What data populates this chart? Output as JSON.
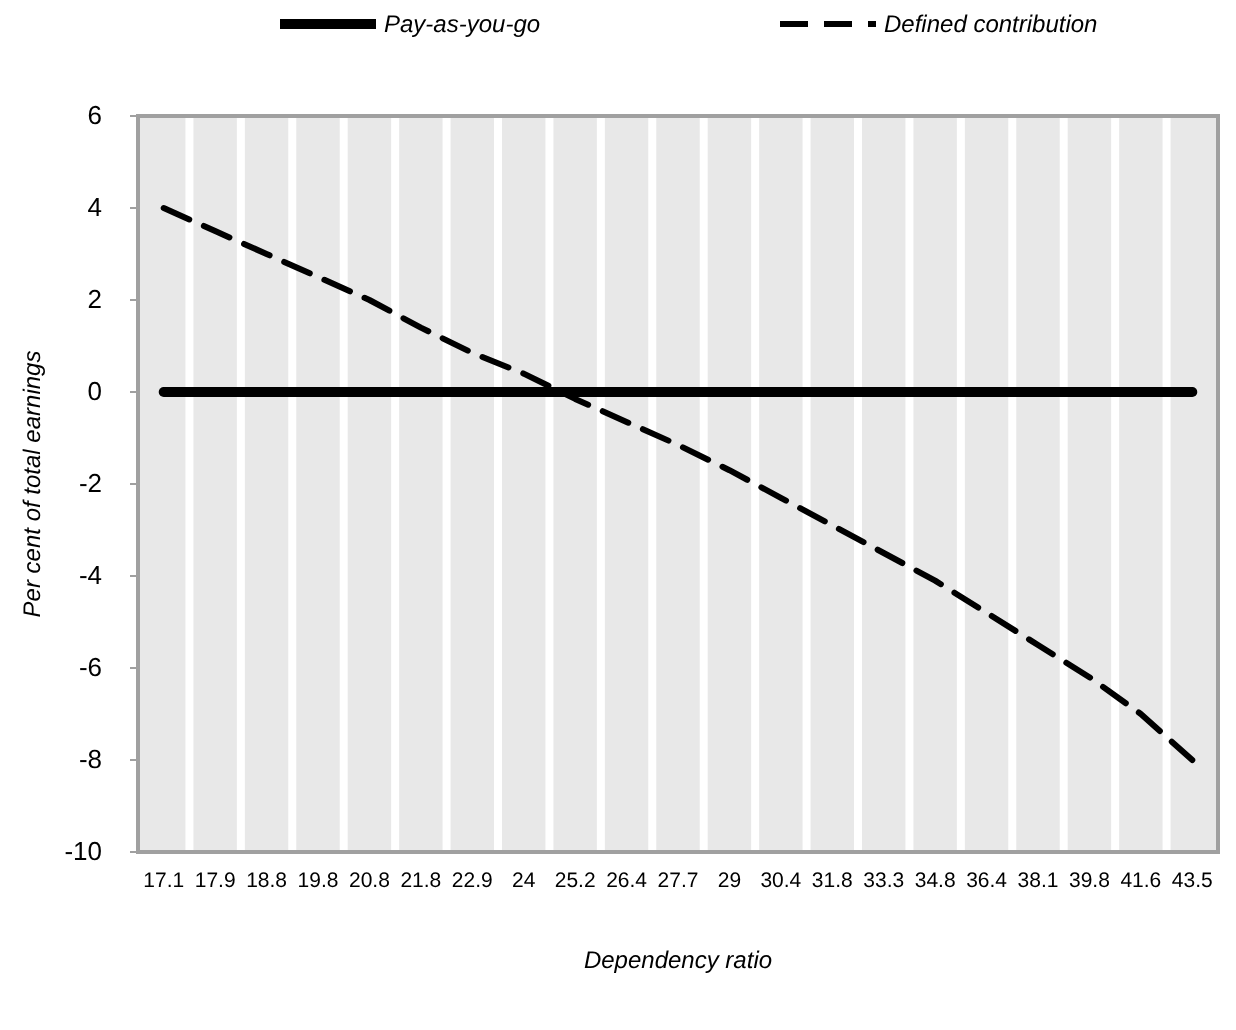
{
  "chart_data": {
    "type": "line",
    "xlabel": "Dependency ratio",
    "ylabel": "Per cent of total earnings",
    "categories": [
      "17.1",
      "17.9",
      "18.8",
      "19.8",
      "20.8",
      "21.8",
      "22.9",
      "24",
      "25.2",
      "26.4",
      "27.7",
      "29",
      "30.4",
      "31.8",
      "33.3",
      "34.8",
      "36.4",
      "38.1",
      "39.8",
      "41.6",
      "43.5"
    ],
    "series": [
      {
        "name": "Pay-as-you-go",
        "color": "#000000",
        "line_style": "solid",
        "values": [
          0,
          0,
          0,
          0,
          0,
          0,
          0,
          0,
          0,
          0,
          0,
          0,
          0,
          0,
          0,
          0,
          0,
          0,
          0,
          0,
          0
        ]
      },
      {
        "name": "Defined contribution",
        "color": "#000000",
        "line_style": "dashed",
        "values": [
          4,
          3.5,
          3.0,
          2.5,
          2.0,
          1.4,
          0.85,
          0.4,
          -0.15,
          -0.65,
          -1.15,
          -1.7,
          -2.3,
          -2.9,
          -3.5,
          -4.1,
          -4.8,
          -5.5,
          -6.2,
          -7.0,
          -8.0
        ]
      }
    ],
    "ylim": [
      -10,
      6
    ],
    "yticks": [
      -10,
      -8,
      -6,
      -4,
      -2,
      0,
      2,
      4,
      6
    ],
    "grid": "x",
    "legend": "top",
    "marker": "none"
  }
}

##############################

Look through the entries above and report each line where the string "name" occurs.

        "name": "Pay-as-you-go",
        "name": "Defined contribution",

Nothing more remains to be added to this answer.